§ **GIVEN INSTRUCTION**: Find each of the lines below that contains the string "paragraph" and copy those lines. Case counts.

§ **SOURCE DATA**:
+---+
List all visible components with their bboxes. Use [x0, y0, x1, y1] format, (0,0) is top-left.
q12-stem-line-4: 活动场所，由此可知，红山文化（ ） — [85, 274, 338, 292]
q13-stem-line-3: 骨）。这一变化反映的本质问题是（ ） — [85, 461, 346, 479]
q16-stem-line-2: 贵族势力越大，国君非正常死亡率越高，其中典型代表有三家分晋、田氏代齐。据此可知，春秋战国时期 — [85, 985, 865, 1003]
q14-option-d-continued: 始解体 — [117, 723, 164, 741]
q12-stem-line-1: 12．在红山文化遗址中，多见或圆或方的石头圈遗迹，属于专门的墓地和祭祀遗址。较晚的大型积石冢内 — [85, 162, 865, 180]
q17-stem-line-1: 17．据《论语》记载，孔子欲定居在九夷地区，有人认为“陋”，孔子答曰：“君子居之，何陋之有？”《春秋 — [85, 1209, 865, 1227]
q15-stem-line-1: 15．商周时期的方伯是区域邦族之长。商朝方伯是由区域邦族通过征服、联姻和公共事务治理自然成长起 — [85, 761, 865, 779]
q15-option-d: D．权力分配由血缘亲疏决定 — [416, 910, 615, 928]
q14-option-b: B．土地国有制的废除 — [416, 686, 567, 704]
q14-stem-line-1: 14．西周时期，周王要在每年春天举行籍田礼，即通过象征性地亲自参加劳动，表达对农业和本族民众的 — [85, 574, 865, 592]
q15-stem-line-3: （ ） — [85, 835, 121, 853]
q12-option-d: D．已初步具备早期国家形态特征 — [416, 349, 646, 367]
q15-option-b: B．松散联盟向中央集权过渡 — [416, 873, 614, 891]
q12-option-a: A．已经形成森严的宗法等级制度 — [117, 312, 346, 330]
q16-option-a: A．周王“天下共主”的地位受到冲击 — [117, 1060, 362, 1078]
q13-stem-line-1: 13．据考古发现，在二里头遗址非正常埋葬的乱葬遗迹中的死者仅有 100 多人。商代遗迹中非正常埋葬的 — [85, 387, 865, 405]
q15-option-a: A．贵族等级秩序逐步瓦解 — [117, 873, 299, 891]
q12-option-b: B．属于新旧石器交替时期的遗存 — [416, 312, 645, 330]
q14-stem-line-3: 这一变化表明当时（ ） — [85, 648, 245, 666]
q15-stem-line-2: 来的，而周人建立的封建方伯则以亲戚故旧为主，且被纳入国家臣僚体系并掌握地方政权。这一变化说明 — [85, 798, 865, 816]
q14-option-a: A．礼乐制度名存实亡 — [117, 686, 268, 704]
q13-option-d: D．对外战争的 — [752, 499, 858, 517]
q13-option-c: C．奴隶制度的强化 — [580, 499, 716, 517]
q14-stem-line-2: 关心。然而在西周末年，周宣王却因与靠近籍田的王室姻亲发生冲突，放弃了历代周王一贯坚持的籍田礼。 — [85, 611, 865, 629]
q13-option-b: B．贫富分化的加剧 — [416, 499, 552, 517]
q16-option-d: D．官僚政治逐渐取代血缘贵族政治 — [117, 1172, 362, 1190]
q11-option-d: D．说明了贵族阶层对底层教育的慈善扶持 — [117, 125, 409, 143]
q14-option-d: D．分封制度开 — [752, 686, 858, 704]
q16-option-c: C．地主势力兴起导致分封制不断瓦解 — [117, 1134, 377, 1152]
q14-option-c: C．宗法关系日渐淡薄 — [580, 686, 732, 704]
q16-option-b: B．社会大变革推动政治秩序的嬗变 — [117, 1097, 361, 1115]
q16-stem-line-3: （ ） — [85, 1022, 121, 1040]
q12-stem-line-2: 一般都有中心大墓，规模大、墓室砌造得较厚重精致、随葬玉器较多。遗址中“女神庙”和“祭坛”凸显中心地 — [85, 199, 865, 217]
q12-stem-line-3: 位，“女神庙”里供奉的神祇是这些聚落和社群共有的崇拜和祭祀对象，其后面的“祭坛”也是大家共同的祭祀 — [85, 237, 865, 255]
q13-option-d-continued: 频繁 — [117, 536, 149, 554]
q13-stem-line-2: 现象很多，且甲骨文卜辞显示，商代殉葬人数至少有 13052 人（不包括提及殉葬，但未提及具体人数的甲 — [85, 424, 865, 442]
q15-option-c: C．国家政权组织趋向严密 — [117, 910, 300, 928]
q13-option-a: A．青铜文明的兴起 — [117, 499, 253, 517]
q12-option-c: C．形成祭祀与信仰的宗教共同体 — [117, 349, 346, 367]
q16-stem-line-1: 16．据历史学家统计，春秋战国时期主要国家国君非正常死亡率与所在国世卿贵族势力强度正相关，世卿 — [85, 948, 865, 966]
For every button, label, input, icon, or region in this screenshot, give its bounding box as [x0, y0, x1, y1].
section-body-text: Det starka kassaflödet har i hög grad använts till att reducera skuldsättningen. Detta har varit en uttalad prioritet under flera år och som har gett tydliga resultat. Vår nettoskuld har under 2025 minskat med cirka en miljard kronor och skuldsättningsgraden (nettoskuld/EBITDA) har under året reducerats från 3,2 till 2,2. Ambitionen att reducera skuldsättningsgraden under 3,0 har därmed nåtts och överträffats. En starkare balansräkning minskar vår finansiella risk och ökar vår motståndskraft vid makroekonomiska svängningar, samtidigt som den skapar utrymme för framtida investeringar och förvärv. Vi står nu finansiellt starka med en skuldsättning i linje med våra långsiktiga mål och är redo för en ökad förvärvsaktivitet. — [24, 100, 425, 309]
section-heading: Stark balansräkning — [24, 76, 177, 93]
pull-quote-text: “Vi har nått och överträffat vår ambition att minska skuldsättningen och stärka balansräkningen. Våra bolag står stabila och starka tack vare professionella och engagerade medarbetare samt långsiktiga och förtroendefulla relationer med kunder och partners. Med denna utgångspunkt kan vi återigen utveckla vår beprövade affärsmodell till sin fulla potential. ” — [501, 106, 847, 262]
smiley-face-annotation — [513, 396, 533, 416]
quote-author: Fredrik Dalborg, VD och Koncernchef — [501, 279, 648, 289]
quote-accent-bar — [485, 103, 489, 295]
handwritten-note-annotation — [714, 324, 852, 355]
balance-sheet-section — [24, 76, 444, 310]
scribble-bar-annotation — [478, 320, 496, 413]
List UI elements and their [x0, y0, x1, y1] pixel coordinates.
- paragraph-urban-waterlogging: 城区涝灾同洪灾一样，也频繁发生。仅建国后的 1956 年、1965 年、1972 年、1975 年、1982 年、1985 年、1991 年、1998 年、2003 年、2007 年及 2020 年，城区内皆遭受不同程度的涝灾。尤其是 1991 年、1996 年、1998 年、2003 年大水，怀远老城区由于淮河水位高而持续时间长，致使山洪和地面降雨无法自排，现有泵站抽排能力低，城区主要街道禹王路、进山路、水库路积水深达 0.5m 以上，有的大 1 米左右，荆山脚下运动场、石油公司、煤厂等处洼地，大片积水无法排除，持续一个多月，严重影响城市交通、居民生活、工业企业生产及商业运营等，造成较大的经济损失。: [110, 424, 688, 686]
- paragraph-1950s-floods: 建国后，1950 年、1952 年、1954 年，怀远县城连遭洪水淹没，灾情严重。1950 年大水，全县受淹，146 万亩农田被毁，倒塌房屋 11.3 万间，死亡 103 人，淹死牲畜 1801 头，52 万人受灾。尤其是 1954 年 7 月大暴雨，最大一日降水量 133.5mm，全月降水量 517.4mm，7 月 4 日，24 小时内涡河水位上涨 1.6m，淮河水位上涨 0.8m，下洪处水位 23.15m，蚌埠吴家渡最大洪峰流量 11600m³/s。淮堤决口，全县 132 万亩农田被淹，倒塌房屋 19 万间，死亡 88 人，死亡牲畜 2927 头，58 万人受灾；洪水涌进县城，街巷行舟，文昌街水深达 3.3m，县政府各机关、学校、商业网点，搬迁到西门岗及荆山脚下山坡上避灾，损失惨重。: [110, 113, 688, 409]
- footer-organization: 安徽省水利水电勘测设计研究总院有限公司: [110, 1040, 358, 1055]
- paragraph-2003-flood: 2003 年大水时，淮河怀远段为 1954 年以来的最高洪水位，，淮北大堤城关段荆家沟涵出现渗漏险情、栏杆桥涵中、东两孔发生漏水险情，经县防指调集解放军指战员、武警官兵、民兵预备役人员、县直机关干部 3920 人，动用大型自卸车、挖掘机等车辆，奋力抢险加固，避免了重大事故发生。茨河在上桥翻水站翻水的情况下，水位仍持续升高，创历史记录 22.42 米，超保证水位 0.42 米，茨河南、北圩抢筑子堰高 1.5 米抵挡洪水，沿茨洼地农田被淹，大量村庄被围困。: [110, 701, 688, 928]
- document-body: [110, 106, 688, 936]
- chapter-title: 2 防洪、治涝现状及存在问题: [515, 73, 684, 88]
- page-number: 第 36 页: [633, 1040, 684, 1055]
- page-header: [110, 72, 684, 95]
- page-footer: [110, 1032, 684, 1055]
+---+
§ **RESULT**:
- paragraph-urban-waterlogging: 城区涝灾同洪灾一样，也频繁发生。仅建国后的 1956 年、1965 年、1972 年、1975 年、1982 年、1985 年、1991 年、1998 年、2003 年、2007 年及 2020 年，城区内皆遭受不同程度的涝灾。尤其是 1991 年、1996 年、1998 年、2003 年大水，怀远老城区由于淮河水位高而持续时间长，致使山洪和地面降雨无法自排，现有泵站抽排能力低，城区主要街道禹王路、进山路、水库路积水深达 0.5m 以上，有的大 1 米左右，荆山脚下运动场、石油公司、煤厂等处洼地，大片积水无法排除，持续一个多月，严重影响城市交通、居民生活、工业企业生产及商业运营等，造成较大的经济损失。: [110, 424, 688, 686]
- paragraph-1950s-floods: 建国后，1950 年、1952 年、1954 年，怀远县城连遭洪水淹没，灾情严重。1950 年大水，全县受淹，146 万亩农田被毁，倒塌房屋 11.3 万间，死亡 103 人，淹死牲畜 1801 头，52 万人受灾。尤其是 1954 年 7 月大暴雨，最大一日降水量 133.5mm，全月降水量 517.4mm，7 月 4 日，24 小时内涡河水位上涨 1.6m，淮河水位上涨 0.8m，下洪处水位 23.15m，蚌埠吴家渡最大洪峰流量 11600m³/s。淮堤决口，全县 132 万亩农田被淹，倒塌房屋 19 万间，死亡 88 人，死亡牲畜 2927 头，58 万人受灾；洪水涌进县城，街巷行舟，文昌街水深达 3.3m，县政府各机关、学校、商业网点，搬迁到西门岗及荆山脚下山坡上避灾，损失惨重。: [110, 113, 688, 409]
- paragraph-2003-flood: 2003 年大水时，淮河怀远段为 1954 年以来的最高洪水位，，淮北大堤城关段荆家沟涵出现渗漏险情、栏杆桥涵中、东两孔发生漏水险情，经县防指调集解放军指战员、武警官兵、民兵预备役人员、县直机关干部 3920 人，动用大型自卸车、挖掘机等车辆，奋力抢险加固，避免了重大事故发生。茨河在上桥翻水站翻水的情况下，水位仍持续升高，创历史记录 22.42 米，超保证水位 0.42 米，茨河南、北圩抢筑子堰高 1.5 米抵挡洪水，沿茨洼地农田被淹，大量村庄被围困。: [110, 701, 688, 928]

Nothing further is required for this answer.